PROBLEM REQUIREMENTS –
Reproduce each line that includes the word "Pension".

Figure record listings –
────────────────────

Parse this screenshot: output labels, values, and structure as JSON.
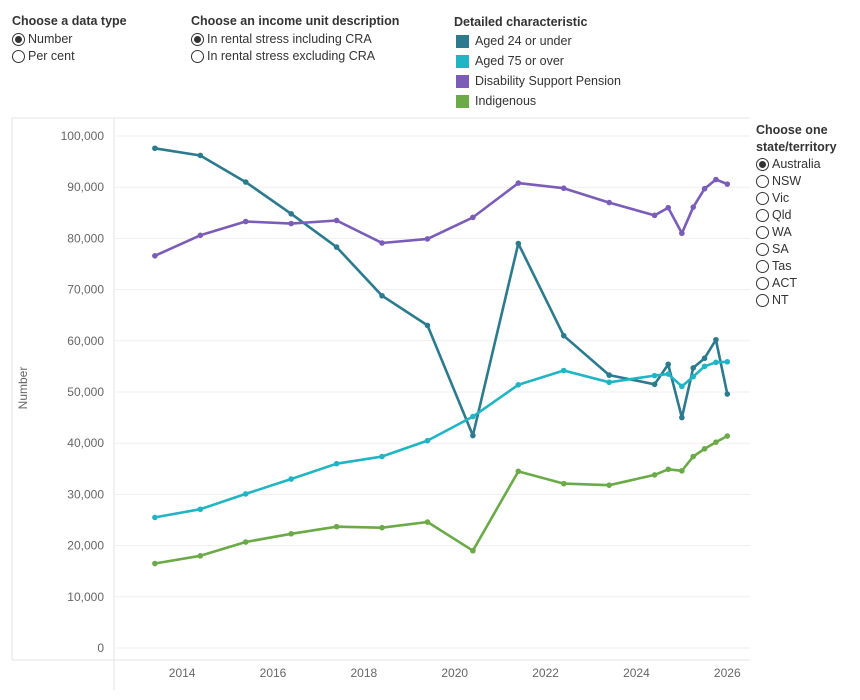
{
  "controls": {
    "data_type": {
      "title": "Choose a data type",
      "options": [
        {
          "label": "Number",
          "selected": true
        },
        {
          "label": "Per cent",
          "selected": false
        }
      ]
    },
    "income_unit": {
      "title": "Choose an income unit description",
      "options": [
        {
          "label": "In rental stress including CRA",
          "selected": true
        },
        {
          "label": "In rental stress excluding CRA",
          "selected": false
        }
      ]
    },
    "state": {
      "title_line1": "Choose one",
      "title_line2": "state/territory",
      "options": [
        {
          "label": "Australia",
          "selected": true
        },
        {
          "label": "NSW",
          "selected": false
        },
        {
          "label": "Vic",
          "selected": false
        },
        {
          "label": "Qld",
          "selected": false
        },
        {
          "label": "WA",
          "selected": false
        },
        {
          "label": "SA",
          "selected": false
        },
        {
          "label": "Tas",
          "selected": false
        },
        {
          "label": "ACT",
          "selected": false
        },
        {
          "label": "NT",
          "selected": false
        }
      ]
    }
  },
  "legend": {
    "title": "Detailed characteristic",
    "items": [
      {
        "label": "Aged 24 or under",
        "color": "#2b7a8e"
      },
      {
        "label": "Aged 75 or over",
        "color": "#1fb5c4"
      },
      {
        "label": "Disability Support Pension",
        "color": "#7b5cb8"
      },
      {
        "label": "Indigenous",
        "color": "#6aab47"
      }
    ]
  },
  "chart_data": {
    "type": "line",
    "xlabel": "",
    "ylabel": "Number",
    "xlim": [
      2012.5,
      2026.5
    ],
    "ylim": [
      0,
      100000
    ],
    "x_ticks": [
      2014,
      2016,
      2018,
      2020,
      2022,
      2024,
      2026
    ],
    "y_ticks": [
      0,
      10000,
      20000,
      30000,
      40000,
      50000,
      60000,
      70000,
      80000,
      90000,
      100000
    ],
    "y_tick_labels": [
      "0",
      "10,000",
      "20,000",
      "30,000",
      "40,000",
      "50,000",
      "60,000",
      "70,000",
      "80,000",
      "90,000",
      "100,000"
    ],
    "grid": true,
    "x": [
      2013.4,
      2014.4,
      2015.4,
      2016.4,
      2017.4,
      2018.4,
      2019.4,
      2020.4,
      2021.4,
      2022.4,
      2023.4,
      2024.4,
      2024.7,
      2025.0,
      2025.25,
      2025.5,
      2025.75,
      2026.0
    ],
    "series": [
      {
        "name": "Aged 24 or under",
        "color": "#2b7a8e",
        "values": [
          97600,
          96200,
          91000,
          84800,
          78300,
          68800,
          63000,
          41500,
          79000,
          61000,
          53300,
          51500,
          55400,
          45000,
          54700,
          56600,
          60200,
          49600
        ]
      },
      {
        "name": "Aged 75 or over",
        "color": "#1fb5c4",
        "values": [
          25500,
          27100,
          30100,
          33000,
          36000,
          37400,
          40500,
          45200,
          51400,
          54200,
          51900,
          53200,
          53500,
          51100,
          53000,
          55000,
          55800,
          55900
        ]
      },
      {
        "name": "Disability Support Pension",
        "color": "#7b5cb8",
        "values": [
          76600,
          80600,
          83300,
          82900,
          83500,
          79100,
          79900,
          84100,
          90800,
          89800,
          87000,
          84500,
          86000,
          81000,
          86100,
          89700,
          91500,
          90600
        ]
      },
      {
        "name": "Indigenous",
        "color": "#6aab47",
        "values": [
          16500,
          18000,
          20700,
          22300,
          23700,
          23500,
          24600,
          19000,
          34500,
          32100,
          31800,
          33800,
          34900,
          34600,
          37400,
          38900,
          40200,
          41400
        ]
      }
    ]
  }
}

────────────────────

IN RESPONSE –
        "label": "Disability Support Pension",
        "name": "Disability Support Pension",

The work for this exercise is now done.